▶ **BRIEF**
Images must not appear in your copy; reproduce every other part of the records exactly.

▶ **INFORMATION SHOWN**
## Begin

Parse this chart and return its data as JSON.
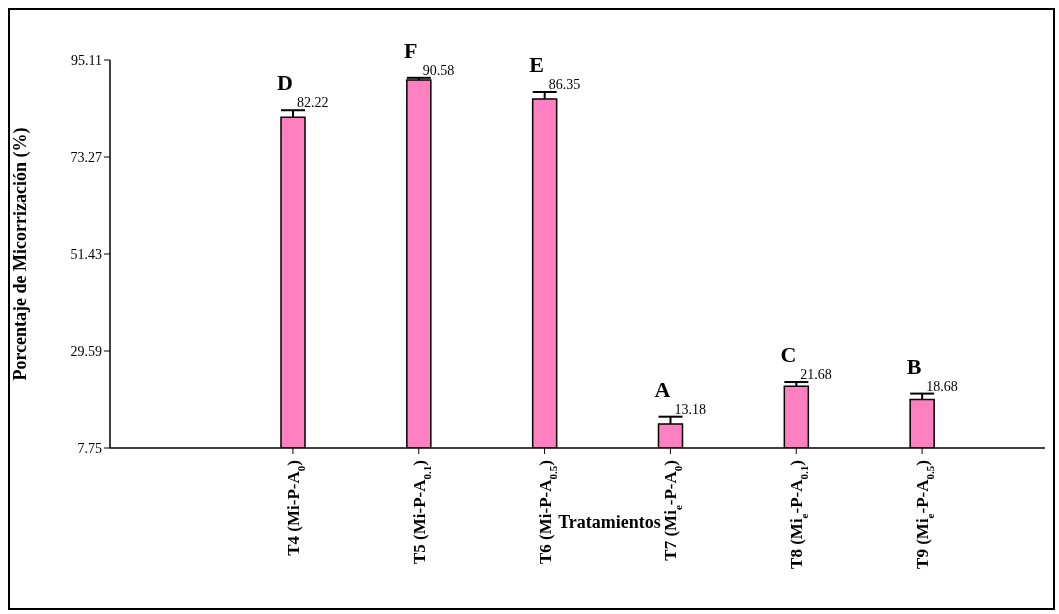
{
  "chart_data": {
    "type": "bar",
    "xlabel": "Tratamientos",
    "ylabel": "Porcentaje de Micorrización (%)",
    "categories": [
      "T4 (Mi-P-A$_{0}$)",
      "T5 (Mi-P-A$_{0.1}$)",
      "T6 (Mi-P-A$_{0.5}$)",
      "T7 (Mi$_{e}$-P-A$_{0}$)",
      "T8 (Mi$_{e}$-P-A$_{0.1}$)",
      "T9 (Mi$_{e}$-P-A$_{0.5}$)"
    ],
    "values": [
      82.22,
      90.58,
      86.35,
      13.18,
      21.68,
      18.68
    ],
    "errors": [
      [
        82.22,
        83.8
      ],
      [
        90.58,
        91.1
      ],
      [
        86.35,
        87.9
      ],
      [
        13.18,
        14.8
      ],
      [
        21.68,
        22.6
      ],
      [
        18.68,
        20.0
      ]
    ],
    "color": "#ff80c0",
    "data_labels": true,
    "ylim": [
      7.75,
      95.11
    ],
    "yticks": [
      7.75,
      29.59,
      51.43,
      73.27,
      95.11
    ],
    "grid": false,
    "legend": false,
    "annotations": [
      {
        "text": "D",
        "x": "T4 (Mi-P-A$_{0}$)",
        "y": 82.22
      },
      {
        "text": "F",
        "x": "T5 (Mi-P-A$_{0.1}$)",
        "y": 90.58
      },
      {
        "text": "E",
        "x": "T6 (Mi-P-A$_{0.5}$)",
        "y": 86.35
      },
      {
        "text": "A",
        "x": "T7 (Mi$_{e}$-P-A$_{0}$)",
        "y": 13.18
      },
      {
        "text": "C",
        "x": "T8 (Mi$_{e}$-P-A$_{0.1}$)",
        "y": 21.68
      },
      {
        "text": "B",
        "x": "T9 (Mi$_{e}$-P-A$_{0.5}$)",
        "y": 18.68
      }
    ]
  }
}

## End

▶ **TASK OUTPUT**
Parse this chart and return its data as JSON.
{
  "chart_data": {
    "type": "bar",
    "xlabel": "Tratamientos",
    "ylabel": "Porcentaje de Micorrización (%)",
    "categories": [
      "T4 (Mi-P-A$_{0}$)",
      "T5 (Mi-P-A$_{0.1}$)",
      "T6 (Mi-P-A$_{0.5}$)",
      "T7 (Mi$_{e}$-P-A$_{0}$)",
      "T8 (Mi$_{e}$-P-A$_{0.1}$)",
      "T9 (Mi$_{e}$-P-A$_{0.5}$)"
    ],
    "values": [
      82.22,
      90.58,
      86.35,
      13.18,
      21.68,
      18.68
    ],
    "errors": [
      [
        82.22,
        83.8
      ],
      [
        90.58,
        91.1
      ],
      [
        86.35,
        87.9
      ],
      [
        13.18,
        14.8
      ],
      [
        21.68,
        22.6
      ],
      [
        18.68,
        20.0
      ]
    ],
    "color": "#ff80c0",
    "data_labels": true,
    "ylim": [
      7.75,
      95.11
    ],
    "yticks": [
      7.75,
      29.59,
      51.43,
      73.27,
      95.11
    ],
    "grid": false,
    "legend": false,
    "annotations": [
      {
        "text": "D",
        "x": "T4 (Mi-P-A$_{0}$)",
        "y": 82.22
      },
      {
        "text": "F",
        "x": "T5 (Mi-P-A$_{0.1}$)",
        "y": 90.58
      },
      {
        "text": "E",
        "x": "T6 (Mi-P-A$_{0.5}$)",
        "y": 86.35
      },
      {
        "text": "A",
        "x": "T7 (Mi$_{e}$-P-A$_{0}$)",
        "y": 13.18
      },
      {
        "text": "C",
        "x": "T8 (Mi$_{e}$-P-A$_{0.1}$)",
        "y": 21.68
      },
      {
        "text": "B",
        "x": "T9 (Mi$_{e}$-P-A$_{0.5}$)",
        "y": 18.68
      }
    ]
  }
}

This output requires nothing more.